§ What the task asks: Please rewrite every line of the items below as a Markdown table with the columns Row and Line, numbering the rows and skipping blank lines. Leave the pictures out of the answer.
####
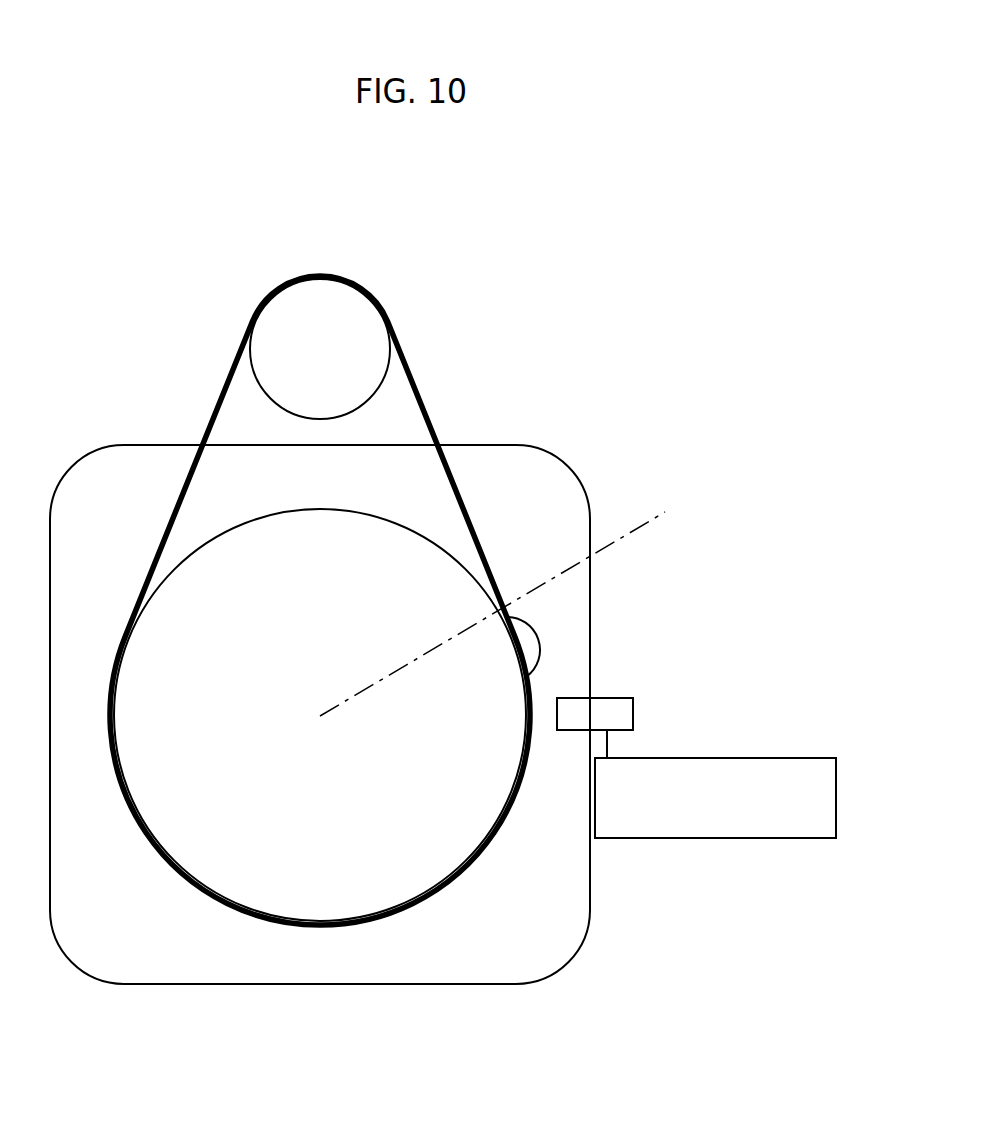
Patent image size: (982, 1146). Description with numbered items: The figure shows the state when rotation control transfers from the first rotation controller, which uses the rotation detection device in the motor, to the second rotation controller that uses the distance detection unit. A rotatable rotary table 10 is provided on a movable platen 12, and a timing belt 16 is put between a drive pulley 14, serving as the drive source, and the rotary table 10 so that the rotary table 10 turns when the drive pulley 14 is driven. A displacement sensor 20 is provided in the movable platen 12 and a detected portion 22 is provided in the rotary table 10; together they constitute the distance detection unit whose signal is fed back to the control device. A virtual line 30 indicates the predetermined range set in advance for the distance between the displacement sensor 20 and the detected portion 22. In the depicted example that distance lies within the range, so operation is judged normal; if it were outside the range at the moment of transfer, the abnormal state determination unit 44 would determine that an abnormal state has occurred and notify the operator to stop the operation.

The rotary table 10 is at (457, 815).
The movable platen 12 is at (542, 463).
The drive pulley 14 is at (365, 292).
The timing belt 16 is at (420, 400).
The displacement sensor 20 is at (633, 714).
The detected portion 22 is at (540, 650).
The virtual line 30 is at (607, 545).
The abnormal state determination unit 44 is at (762, 758).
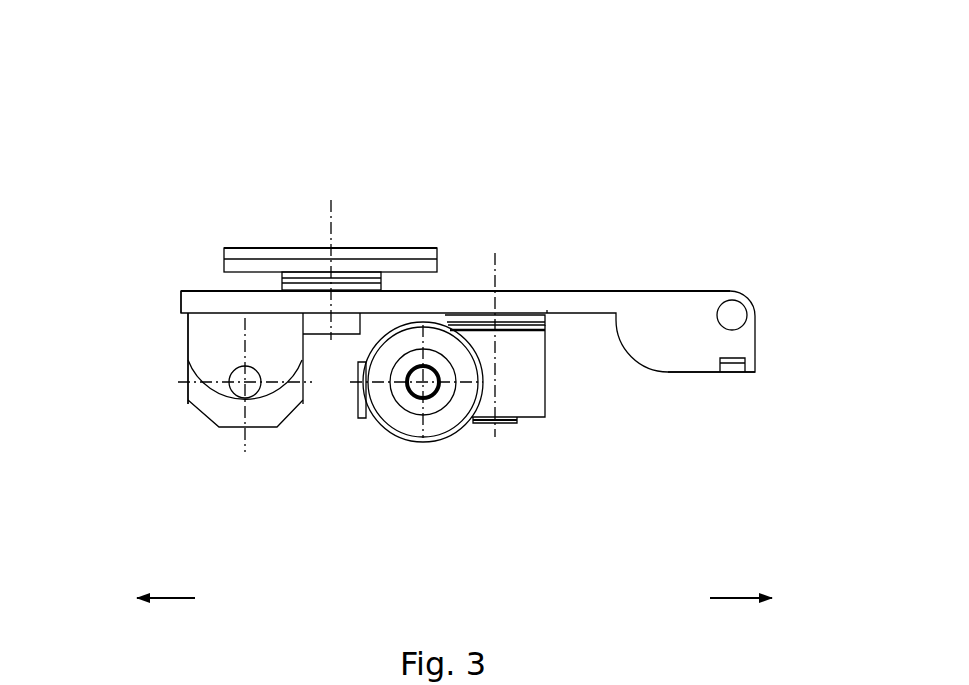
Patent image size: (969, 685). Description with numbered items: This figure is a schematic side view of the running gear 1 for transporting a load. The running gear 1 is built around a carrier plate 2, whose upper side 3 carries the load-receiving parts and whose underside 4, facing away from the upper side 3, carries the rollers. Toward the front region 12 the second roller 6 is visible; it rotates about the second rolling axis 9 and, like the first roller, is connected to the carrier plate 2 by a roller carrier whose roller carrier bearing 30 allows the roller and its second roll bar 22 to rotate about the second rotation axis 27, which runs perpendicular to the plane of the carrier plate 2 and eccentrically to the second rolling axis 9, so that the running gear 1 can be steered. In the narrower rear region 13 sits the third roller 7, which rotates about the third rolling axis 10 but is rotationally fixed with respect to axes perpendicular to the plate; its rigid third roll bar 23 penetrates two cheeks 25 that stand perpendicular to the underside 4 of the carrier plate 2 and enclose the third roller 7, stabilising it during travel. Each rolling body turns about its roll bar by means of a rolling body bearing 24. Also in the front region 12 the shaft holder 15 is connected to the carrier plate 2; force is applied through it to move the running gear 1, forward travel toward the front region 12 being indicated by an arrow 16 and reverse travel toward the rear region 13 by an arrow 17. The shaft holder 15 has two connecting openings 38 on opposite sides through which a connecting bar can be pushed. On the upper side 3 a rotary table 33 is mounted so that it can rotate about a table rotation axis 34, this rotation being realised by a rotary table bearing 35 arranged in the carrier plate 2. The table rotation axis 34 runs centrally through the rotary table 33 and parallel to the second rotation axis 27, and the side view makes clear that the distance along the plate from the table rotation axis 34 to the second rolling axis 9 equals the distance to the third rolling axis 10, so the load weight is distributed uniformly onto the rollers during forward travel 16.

The running gear 1 is at (752, 167).
The carrier plate 2 is at (207, 289).
The upper side 3 is at (182, 291).
The underside 4 is at (387, 313).
The second roller 6 is at (350, 442).
The third roller 7 is at (183, 432).
The second rolling axis 9 is at (418, 392).
The third rolling axis 10 is at (222, 430).
The front region 12 is at (508, 163).
The rear region 13 is at (186, 163).
The shaft holder 15 is at (655, 382).
The arrow indicating forward travel 16 is at (730, 597).
The arrow indicating reverse travel 17 is at (175, 597).
The second roll bar 22 is at (447, 393).
The third roll bar 23 is at (230, 377).
The rolling body bearing 24 is at (435, 403).
The cheeks 25 is at (188, 330).
The second rotation axis 27 is at (497, 263).
The roller carrier bearing 30 is at (550, 387).
The rotary table 33 is at (275, 247).
The table rotation axis 34 is at (333, 212).
The rotary table bearing 35 is at (392, 283).
The connecting openings 38 is at (733, 314).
####
§ Result for this task:
| Row | Line |
|---|---|
| 1 | Patent image size: (982, 1146). Description with numbered items: The figure shows the state when rotation control transfers from the first rotation controller, which uses the rotation detection device in the motor, to the second rotation controller that uses the distance detection unit. A rotatable rotary table 10 is provided on a movable platen 12, and a timing belt 16 is put between a drive pulley 14, serving as the drive source, and the rotary table 10 so that the rotary table 10 turns when the drive pulley 14 is driven. A displacement sensor 20 is provided in the movable platen 12 and a detected portion 22 is provided in the rotary table 10; together they constitute the distance detection unit whose signal is fed back to the control device. A virtual line 30 indicates the predetermined range set in advance for the distance between the displacement sensor 20 and the detected portion 22. In the depicted example that distance lies within the range, so operation is judged normal; if it were outside the range at the moment of transfer, the abnormal state determination unit 44 would determine that an abnormal state has occurred and notify the operator to stop the operation. |
| 2 | The rotary table 10 is at (457, 815). |
| 3 | The movable platen 12 is at (542, 463). |
| 4 | The drive pulley 14 is at (365, 292). |
| 5 | The timing belt 16 is at (420, 400). |
| 6 | The displacement sensor 20 is at (633, 714). |
| 7 | The detected portion 22 is at (540, 650). |
| 8 | The virtual line 30 is at (607, 545). |
| 9 | The abnormal state determination unit 44 is at (762, 758). |
| 10 | Patent image size: (969, 685). Description with numbered items: This figure is a schematic side view of the running gear 1 for transporting a load. The running gear 1 is built around a carrier plate 2, whose upper side 3 carries the load-receiving parts and whose underside 4, facing away from the upper side 3, carries the rollers. Toward the front region 12 the second roller 6 is visible; it rotates about the second rolling axis 9 and, like the first roller, is connected to the carrier plate 2 by a roller carrier whose roller carrier bearing 30 allows the roller and its second roll bar 22 to rotate about the second rotation axis 27, which runs perpendicular to the plane of the carrier plate 2 and eccentrically to the second rolling axis 9, so that the running gear 1 can be steered. In the narrower rear region 13 sits the third roller 7, which rotates about the third rolling axis 10 but is rotationally fixed with respect to axes perpendicular to the plate; its rigid third roll bar 23 penetrates two cheeks 25 that stand perpendicular to the underside 4 of the carrier plate 2 and enclose the third roller 7, stabilising it during travel. Each rolling body turns about its roll bar by means of a rolling body bearing 24. Also in the front region 12 the shaft holder 15 is connected to the carrier plate 2; force is applied through it to move the running gear 1, forward travel toward the front region 12 being indicated by an arrow 16 and reverse travel toward the rear region 13 by an arrow 17. The shaft holder 15 has two connecting openings 38 on opposite sides through which a connecting bar can be pushed. On the upper side 3 a rotary table 33 is mounted so that it can rotate about a table rotation axis 34, this rotation being realised by a rotary table bearing 35 arranged in the carrier plate 2. The table rotation axis 34 runs centrally through the rotary table 33 and parallel to the second rotation axis 27, and the side view makes clear that the distance along the plate from the table rotation axis 34 to the second rolling axis 9 equals the distance to the third rolling axis 10, so the load weight is distributed uniformly onto the rollers during forward travel 16. |
| 11 | The running gear 1 is at (752, 167). |
| 12 | The carrier plate 2 is at (207, 289). |
| 13 | The upper side 3 is at (182, 291). |
| 14 | The underside 4 is at (387, 313). |
| 15 | The second roller 6 is at (350, 442). |
| 16 | The third roller 7 is at (183, 432). |
| 17 | The second rolling axis 9 is at (418, 392). |
| 18 | The third rolling axis 10 is at (222, 430). |
| 19 | The front region 12 is at (508, 163). |
| 20 | The rear region 13 is at (186, 163). |
| 21 | The shaft holder 15 is at (655, 382). |
| 22 | The arrow indicating forward travel 16 is at (730, 597). |
| 23 | The arrow indicating reverse travel 17 is at (175, 597). |
| 24 | The second roll bar 22 is at (447, 393). |
| 25 | The third roll bar 23 is at (230, 377). |
| 26 | The rolling body bearing 24 is at (435, 403). |
| 27 | The cheeks 25 is at (188, 330). |
| 28 | The second rotation axis 27 is at (497, 263). |
| 29 | The roller carrier bearing 30 is at (550, 387). |
| 30 | The rotary table 33 is at (275, 247). |
| 31 | The table rotation axis 34 is at (333, 212). |
| 32 | The rotary table bearing 35 is at (392, 283). |
| 33 | The connecting openings 38 is at (733, 314). |